Extracted records
..............................

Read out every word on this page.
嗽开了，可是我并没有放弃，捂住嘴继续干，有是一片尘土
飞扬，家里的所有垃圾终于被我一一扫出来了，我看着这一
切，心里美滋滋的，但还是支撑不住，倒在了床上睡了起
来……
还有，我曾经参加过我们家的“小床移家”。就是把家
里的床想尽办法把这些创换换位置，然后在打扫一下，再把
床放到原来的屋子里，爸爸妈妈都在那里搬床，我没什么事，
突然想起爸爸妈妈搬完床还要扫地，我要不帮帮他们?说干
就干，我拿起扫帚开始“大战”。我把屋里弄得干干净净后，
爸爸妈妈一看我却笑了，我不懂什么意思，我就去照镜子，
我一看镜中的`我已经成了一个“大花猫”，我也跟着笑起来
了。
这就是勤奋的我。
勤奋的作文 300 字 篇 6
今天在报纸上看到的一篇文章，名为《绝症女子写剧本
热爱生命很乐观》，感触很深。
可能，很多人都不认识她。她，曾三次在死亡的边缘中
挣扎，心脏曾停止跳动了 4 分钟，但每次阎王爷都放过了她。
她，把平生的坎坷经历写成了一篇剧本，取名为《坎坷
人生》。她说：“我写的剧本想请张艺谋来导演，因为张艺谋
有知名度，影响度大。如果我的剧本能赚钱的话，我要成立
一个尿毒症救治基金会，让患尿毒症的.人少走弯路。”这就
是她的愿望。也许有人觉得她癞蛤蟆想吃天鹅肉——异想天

..............................

### [Directions]
Print every record exactly as it was given.

### [Final answer]
Read out every word on this page.
嗽开了，可是我并没有放弃，捂住嘴继续干，有是一片尘土
飞扬，家里的所有垃圾终于被我一一扫出来了，我看着这一
切，心里美滋滋的，但还是支撑不住，倒在了床上睡了起
来……
还有，我曾经参加过我们家的“小床移家”。就是把家
里的床想尽办法把这些创换换位置，然后在打扫一下，再把
床放到原来的屋子里，爸爸妈妈都在那里搬床，我没什么事，
突然想起爸爸妈妈搬完床还要扫地，我要不帮帮他们?说干
就干，我拿起扫帚开始“大战”。我把屋里弄得干干净净后，
爸爸妈妈一看我却笑了，我不懂什么意思，我就去照镜子，
我一看镜中的`我已经成了一个“大花猫”，我也跟着笑起来
了。
这就是勤奋的我。
勤奋的作文 300 字 篇 6
今天在报纸上看到的一篇文章，名为《绝症女子写剧本
热爱生命很乐观》，感触很深。
可能，很多人都不认识她。她，曾三次在死亡的边缘中
挣扎，心脏曾停止跳动了 4 分钟，但每次阎王爷都放过了她。
她，把平生的坎坷经历写成了一篇剧本，取名为《坎坷
人生》。她说：“我写的剧本想请张艺谋来导演，因为张艺谋
有知名度，影响度大。如果我的剧本能赚钱的话，我要成立
一个尿毒症救治基金会，让患尿毒症的.人少走弯路。”这就
是她的愿望。也许有人觉得她癞蛤蟆想吃天鹅肉——异想天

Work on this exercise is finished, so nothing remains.